From the listing below, pick out each line with the word "学以成人".

####

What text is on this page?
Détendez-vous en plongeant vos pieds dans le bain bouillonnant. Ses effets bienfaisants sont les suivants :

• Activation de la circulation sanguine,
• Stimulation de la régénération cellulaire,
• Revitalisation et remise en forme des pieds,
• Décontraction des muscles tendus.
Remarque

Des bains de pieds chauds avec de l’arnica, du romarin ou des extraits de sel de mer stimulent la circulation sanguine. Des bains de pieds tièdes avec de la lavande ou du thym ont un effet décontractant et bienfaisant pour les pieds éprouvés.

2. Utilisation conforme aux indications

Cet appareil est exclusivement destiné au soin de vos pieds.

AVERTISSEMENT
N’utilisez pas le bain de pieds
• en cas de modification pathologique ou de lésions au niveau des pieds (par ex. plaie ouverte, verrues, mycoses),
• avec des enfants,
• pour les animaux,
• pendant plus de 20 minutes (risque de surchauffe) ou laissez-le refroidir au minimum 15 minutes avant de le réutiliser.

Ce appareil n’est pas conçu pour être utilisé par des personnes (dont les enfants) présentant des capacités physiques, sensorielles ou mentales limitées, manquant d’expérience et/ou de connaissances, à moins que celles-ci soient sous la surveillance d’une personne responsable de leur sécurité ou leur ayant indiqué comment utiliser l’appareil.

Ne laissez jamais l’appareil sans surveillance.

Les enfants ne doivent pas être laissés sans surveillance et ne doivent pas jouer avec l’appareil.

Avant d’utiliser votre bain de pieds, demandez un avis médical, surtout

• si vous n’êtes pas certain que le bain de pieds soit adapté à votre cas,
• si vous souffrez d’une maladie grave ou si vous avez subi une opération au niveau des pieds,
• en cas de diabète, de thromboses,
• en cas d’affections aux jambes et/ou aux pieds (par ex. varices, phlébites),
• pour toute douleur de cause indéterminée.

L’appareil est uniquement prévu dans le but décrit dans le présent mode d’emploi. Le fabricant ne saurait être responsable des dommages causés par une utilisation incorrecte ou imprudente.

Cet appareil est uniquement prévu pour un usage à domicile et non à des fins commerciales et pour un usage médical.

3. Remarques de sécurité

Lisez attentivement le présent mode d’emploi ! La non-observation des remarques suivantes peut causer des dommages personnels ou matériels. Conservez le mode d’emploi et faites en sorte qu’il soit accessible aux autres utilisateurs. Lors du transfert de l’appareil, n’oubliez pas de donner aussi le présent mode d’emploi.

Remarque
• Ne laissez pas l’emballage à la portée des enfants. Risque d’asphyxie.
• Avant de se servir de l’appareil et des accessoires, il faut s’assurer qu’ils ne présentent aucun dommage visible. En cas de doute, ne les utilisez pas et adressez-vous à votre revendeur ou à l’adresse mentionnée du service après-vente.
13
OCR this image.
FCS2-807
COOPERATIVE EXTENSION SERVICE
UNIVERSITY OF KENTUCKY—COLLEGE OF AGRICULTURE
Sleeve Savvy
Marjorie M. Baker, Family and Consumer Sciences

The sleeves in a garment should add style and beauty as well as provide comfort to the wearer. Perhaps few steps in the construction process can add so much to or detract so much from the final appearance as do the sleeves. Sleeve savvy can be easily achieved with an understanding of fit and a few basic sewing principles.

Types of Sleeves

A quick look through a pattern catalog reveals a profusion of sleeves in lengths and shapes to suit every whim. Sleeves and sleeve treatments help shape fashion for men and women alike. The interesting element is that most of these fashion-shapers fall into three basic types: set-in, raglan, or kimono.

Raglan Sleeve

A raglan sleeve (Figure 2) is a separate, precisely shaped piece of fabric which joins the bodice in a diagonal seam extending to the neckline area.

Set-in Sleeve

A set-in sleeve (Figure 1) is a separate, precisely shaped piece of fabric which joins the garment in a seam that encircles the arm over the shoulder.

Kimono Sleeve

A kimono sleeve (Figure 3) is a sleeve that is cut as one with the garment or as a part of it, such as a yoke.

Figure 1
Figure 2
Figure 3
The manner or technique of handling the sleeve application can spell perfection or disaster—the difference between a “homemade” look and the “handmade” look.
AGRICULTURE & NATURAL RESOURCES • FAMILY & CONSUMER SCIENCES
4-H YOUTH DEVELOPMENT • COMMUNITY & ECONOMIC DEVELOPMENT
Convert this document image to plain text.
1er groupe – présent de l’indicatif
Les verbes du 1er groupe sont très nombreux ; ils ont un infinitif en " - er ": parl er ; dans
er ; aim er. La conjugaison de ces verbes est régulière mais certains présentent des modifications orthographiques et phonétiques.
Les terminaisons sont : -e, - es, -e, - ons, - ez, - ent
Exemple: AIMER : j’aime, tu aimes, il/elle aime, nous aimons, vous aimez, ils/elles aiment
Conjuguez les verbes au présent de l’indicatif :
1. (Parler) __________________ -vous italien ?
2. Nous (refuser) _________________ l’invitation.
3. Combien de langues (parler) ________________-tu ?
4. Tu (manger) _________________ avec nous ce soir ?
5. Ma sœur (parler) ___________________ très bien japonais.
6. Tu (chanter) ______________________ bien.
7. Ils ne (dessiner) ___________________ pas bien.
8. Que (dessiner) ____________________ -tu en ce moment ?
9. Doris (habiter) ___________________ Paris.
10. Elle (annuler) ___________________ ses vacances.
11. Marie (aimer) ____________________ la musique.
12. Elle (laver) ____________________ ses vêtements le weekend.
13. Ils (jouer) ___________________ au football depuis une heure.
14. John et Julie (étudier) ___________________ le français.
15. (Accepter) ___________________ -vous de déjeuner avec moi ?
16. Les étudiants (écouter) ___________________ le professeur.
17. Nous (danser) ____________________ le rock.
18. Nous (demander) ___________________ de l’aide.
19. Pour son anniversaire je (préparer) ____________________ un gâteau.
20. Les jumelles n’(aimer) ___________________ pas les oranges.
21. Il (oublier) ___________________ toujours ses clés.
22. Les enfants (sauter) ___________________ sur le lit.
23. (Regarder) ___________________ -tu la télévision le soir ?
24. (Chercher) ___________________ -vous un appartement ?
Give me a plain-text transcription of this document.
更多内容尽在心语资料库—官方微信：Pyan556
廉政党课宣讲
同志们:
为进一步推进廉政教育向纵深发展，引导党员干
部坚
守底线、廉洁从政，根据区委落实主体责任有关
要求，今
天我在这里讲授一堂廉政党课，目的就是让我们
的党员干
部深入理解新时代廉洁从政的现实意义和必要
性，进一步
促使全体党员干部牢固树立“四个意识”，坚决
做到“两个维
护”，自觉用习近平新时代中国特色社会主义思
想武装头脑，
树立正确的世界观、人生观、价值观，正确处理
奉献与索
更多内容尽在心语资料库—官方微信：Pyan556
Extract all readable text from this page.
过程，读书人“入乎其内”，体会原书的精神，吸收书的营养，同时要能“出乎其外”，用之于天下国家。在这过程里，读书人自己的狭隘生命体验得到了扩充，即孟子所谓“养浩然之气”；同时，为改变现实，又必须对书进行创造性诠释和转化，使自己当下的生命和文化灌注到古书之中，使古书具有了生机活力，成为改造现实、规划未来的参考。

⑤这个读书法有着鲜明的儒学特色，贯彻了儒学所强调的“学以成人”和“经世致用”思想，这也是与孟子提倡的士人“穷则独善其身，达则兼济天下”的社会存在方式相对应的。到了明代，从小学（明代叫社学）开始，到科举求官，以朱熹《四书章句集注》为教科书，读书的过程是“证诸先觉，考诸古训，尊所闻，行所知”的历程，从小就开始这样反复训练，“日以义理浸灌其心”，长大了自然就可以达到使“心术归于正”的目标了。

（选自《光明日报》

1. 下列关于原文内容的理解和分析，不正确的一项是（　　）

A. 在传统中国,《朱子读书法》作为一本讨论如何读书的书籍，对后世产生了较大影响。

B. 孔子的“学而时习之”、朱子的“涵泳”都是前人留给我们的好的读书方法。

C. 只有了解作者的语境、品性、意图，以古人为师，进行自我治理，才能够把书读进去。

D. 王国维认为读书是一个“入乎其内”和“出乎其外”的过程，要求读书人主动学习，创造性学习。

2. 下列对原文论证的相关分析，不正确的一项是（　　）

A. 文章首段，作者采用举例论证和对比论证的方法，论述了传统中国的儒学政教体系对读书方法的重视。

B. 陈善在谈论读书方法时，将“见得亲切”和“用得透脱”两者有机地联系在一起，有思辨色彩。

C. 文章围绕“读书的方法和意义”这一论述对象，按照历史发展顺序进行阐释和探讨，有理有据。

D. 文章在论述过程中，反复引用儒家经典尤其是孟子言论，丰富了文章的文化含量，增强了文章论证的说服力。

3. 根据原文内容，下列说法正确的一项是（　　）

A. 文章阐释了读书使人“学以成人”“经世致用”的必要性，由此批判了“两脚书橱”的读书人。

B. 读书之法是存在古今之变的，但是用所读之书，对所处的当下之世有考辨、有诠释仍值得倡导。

####

RESPONSE TO THE EXERCISE:
⑤这个读书法有着鲜明的儒学特色，贯彻了儒学所强调的“学以成人”和“经世致用”思想，这也是与孟子提倡的士人“穷则独善其身，达则兼济天下”的社会存在方式相对应的。到了明代，从小学（明代叫社学）开始，到科举求官，以朱熹《四书章句集注》为教科书，读书的过程是“证诸先觉，考诸古训，尊所闻，行所知”的历程，从小就开始这样反复训练，“日以义理浸灌其心”，长大了自然就可以达到使“心术归于正”的目标了。
A. 文章阐释了读书使人“学以成人”“经世致用”的必要性，由此批判了“两脚书橱”的读书人。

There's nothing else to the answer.